=== Instruction ===
Each of the entries should be retyped precisely as it appears.

Records from a collection
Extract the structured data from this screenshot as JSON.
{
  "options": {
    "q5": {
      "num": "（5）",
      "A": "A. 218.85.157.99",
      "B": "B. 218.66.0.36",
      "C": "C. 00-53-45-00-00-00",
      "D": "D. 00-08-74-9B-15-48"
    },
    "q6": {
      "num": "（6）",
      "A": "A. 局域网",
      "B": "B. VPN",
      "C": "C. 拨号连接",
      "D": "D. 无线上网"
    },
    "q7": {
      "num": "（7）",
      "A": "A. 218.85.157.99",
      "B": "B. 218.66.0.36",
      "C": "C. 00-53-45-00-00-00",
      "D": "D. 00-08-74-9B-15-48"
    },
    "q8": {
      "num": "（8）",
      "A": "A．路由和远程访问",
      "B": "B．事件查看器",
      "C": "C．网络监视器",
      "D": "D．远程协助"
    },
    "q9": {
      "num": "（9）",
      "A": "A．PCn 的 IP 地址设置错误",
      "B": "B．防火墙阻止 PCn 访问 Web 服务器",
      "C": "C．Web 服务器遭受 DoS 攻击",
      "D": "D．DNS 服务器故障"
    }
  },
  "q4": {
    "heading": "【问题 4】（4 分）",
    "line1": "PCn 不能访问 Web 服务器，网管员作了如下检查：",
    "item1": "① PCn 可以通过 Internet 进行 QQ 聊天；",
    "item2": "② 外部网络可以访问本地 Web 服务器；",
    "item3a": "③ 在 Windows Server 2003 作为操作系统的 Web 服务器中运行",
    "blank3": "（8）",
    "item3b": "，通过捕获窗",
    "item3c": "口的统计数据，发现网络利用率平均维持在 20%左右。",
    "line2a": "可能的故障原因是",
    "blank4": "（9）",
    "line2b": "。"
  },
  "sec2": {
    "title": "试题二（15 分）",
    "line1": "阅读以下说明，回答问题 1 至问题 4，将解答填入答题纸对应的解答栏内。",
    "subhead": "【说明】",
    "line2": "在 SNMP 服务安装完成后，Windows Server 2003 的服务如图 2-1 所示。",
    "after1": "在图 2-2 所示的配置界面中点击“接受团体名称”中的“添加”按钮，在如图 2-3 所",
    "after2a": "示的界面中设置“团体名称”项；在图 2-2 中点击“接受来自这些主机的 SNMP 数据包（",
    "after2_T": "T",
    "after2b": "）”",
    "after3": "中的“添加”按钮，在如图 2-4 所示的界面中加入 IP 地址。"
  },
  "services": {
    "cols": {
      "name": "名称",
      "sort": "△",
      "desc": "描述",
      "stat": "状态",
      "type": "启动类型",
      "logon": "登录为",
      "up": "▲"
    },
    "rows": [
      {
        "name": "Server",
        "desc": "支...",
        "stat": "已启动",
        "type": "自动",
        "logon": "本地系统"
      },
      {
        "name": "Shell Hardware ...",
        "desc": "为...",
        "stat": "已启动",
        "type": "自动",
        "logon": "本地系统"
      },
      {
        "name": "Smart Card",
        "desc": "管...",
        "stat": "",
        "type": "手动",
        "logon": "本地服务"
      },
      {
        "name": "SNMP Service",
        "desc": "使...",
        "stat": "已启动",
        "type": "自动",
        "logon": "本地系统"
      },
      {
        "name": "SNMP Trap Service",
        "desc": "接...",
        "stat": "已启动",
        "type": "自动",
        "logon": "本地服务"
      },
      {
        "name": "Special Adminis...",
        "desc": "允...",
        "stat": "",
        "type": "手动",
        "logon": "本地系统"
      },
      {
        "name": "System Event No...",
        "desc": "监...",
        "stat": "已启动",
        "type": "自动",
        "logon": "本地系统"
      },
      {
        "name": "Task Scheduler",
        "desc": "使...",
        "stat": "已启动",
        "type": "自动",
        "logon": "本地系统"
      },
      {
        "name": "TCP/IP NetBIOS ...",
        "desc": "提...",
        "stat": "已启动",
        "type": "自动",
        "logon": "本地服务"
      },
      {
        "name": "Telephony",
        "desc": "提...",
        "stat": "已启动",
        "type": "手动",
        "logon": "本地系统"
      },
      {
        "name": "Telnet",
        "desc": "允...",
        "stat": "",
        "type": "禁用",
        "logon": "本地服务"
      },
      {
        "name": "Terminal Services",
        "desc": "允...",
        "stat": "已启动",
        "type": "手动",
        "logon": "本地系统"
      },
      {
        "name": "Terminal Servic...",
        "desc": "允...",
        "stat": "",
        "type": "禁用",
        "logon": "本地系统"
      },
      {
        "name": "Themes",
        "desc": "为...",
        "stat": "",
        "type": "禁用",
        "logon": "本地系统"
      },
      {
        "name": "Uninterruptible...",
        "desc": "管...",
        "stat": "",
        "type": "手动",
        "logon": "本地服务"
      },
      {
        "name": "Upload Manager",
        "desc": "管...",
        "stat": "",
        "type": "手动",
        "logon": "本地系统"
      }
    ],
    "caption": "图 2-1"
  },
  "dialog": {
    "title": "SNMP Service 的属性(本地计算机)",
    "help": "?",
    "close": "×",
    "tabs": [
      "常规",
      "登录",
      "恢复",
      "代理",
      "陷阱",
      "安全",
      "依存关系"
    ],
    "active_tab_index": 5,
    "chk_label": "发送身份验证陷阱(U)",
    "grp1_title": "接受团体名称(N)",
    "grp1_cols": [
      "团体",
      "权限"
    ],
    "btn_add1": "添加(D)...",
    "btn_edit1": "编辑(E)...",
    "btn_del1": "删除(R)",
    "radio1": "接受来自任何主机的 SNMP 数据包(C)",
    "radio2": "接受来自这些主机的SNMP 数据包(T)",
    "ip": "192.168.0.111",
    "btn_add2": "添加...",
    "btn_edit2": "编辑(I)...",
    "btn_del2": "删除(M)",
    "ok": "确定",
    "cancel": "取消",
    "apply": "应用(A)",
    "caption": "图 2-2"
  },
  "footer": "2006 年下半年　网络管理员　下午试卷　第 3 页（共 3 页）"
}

=== Task output ===
Extract the structured data from this screenshot as JSON.
{
  "options": {
    "q5": {
      "num": "（5）",
      "A": "A. 218.85.157.99",
      "B": "B. 218.66.0.36",
      "C": "C. 00-53-45-00-00-00",
      "D": "D. 00-08-74-9B-15-48"
    },
    "q6": {
      "num": "（6）",
      "A": "A. 局域网",
      "B": "B. VPN",
      "C": "C. 拨号连接",
      "D": "D. 无线上网"
    },
    "q7": {
      "num": "（7）",
      "A": "A. 218.85.157.99",
      "B": "B. 218.66.0.36",
      "C": "C. 00-53-45-00-00-00",
      "D": "D. 00-08-74-9B-15-48"
    },
    "q8": {
      "num": "（8）",
      "A": "A．路由和远程访问",
      "B": "B．事件查看器",
      "C": "C．网络监视器",
      "D": "D．远程协助"
    },
    "q9": {
      "num": "（9）",
      "A": "A．PCn 的 IP 地址设置错误",
      "B": "B．防火墙阻止 PCn 访问 Web 服务器",
      "C": "C．Web 服务器遭受 DoS 攻击",
      "D": "D．DNS 服务器故障"
    }
  },
  "q4": {
    "heading": "【问题 4】（4 分）",
    "line1": "PCn 不能访问 Web 服务器，网管员作了如下检查：",
    "item1": "① PCn 可以通过 Internet 进行 QQ 聊天；",
    "item2": "② 外部网络可以访问本地 Web 服务器；",
    "item3a": "③ 在 Windows Server 2003 作为操作系统的 Web 服务器中运行",
    "blank3": "（8）",
    "item3b": "，通过捕获窗",
    "item3c": "口的统计数据，发现网络利用率平均维持在 20%左右。",
    "line2a": "可能的故障原因是",
    "blank4": "（9）",
    "line2b": "。"
  },
  "sec2": {
    "title": "试题二（15 分）",
    "line1": "阅读以下说明，回答问题 1 至问题 4，将解答填入答题纸对应的解答栏内。",
    "subhead": "【说明】",
    "line2": "在 SNMP 服务安装完成后，Windows Server 2003 的服务如图 2-1 所示。",
    "after1": "在图 2-2 所示的配置界面中点击“接受团体名称”中的“添加”按钮，在如图 2-3 所",
    "after2a": "示的界面中设置“团体名称”项；在图 2-2 中点击“接受来自这些主机的 SNMP 数据包（",
    "after2_T": "T",
    "after2b": "）”",
    "after3": "中的“添加”按钮，在如图 2-4 所示的界面中加入 IP 地址。"
  },
  "services": {
    "cols": {
      "name": "名称",
      "sort": "△",
      "desc": "描述",
      "stat": "状态",
      "type": "启动类型",
      "logon": "登录为",
      "up": "▲"
    },
    "rows": [
      {
        "name": "Server",
        "desc": "支...",
        "stat": "已启动",
        "type": "自动",
        "logon": "本地系统"
      },
      {
        "name": "Shell Hardware ...",
        "desc": "为...",
        "stat": "已启动",
        "type": "自动",
        "logon": "本地系统"
      },
      {
        "name": "Smart Card",
        "desc": "管...",
        "stat": "",
        "type": "手动",
        "logon": "本地服务"
      },
      {
        "name": "SNMP Service",
        "desc": "使...",
        "stat": "已启动",
        "type": "自动",
        "logon": "本地系统"
      },
      {
        "name": "SNMP Trap Service",
        "desc": "接...",
        "stat": "已启动",
        "type": "自动",
        "logon": "本地服务"
      },
      {
        "name": "Special Adminis...",
        "desc": "允...",
        "stat": "",
        "type": "手动",
        "logon": "本地系统"
      },
      {
        "name": "System Event No...",
        "desc": "监...",
        "stat": "已启动",
        "type": "自动",
        "logon": "本地系统"
      },
      {
        "name": "Task Scheduler",
        "desc": "使...",
        "stat": "已启动",
        "type": "自动",
        "logon": "本地系统"
      },
      {
        "name": "TCP/IP NetBIOS ...",
        "desc": "提...",
        "stat": "已启动",
        "type": "自动",
        "logon": "本地服务"
      },
      {
        "name": "Telephony",
        "desc": "提...",
        "stat": "已启动",
        "type": "手动",
        "logon": "本地系统"
      },
      {
        "name": "Telnet",
        "desc": "允...",
        "stat": "",
        "type": "禁用",
        "logon": "本地服务"
      },
      {
        "name": "Terminal Services",
        "desc": "允...",
        "stat": "已启动",
        "type": "手动",
        "logon": "本地系统"
      },
      {
        "name": "Terminal Servic...",
        "desc": "允...",
        "stat": "",
        "type": "禁用",
        "logon": "本地系统"
      },
      {
        "name": "Themes",
        "desc": "为...",
        "stat": "",
        "type": "禁用",
        "logon": "本地系统"
      },
      {
        "name": "Uninterruptible...",
        "desc": "管...",
        "stat": "",
        "type": "手动",
        "logon": "本地服务"
      },
      {
        "name": "Upload Manager",
        "desc": "管...",
        "stat": "",
        "type": "手动",
        "logon": "本地系统"
      }
    ],
    "caption": "图 2-1"
  },
  "dialog": {
    "title": "SNMP Service 的属性(本地计算机)",
    "help": "?",
    "close": "×",
    "tabs": [
      "常规",
      "登录",
      "恢复",
      "代理",
      "陷阱",
      "安全",
      "依存关系"
    ],
    "active_tab_index": 5,
    "chk_label": "发送身份验证陷阱(U)",
    "grp1_title": "接受团体名称(N)",
    "grp1_cols": [
      "团体",
      "权限"
    ],
    "btn_add1": "添加(D)...",
    "btn_edit1": "编辑(E)...",
    "btn_del1": "删除(R)",
    "radio1": "接受来自任何主机的 SNMP 数据包(C)",
    "radio2": "接受来自这些主机的SNMP 数据包(T)",
    "ip": "192.168.0.111",
    "btn_add2": "添加...",
    "btn_edit2": "编辑(I)...",
    "btn_del2": "删除(M)",
    "ok": "确定",
    "cancel": "取消",
    "apply": "应用(A)",
    "caption": "图 2-2"
  },
  "footer": "2006 年下半年　网络管理员　下午试卷　第 3 页（共 3 页）"
}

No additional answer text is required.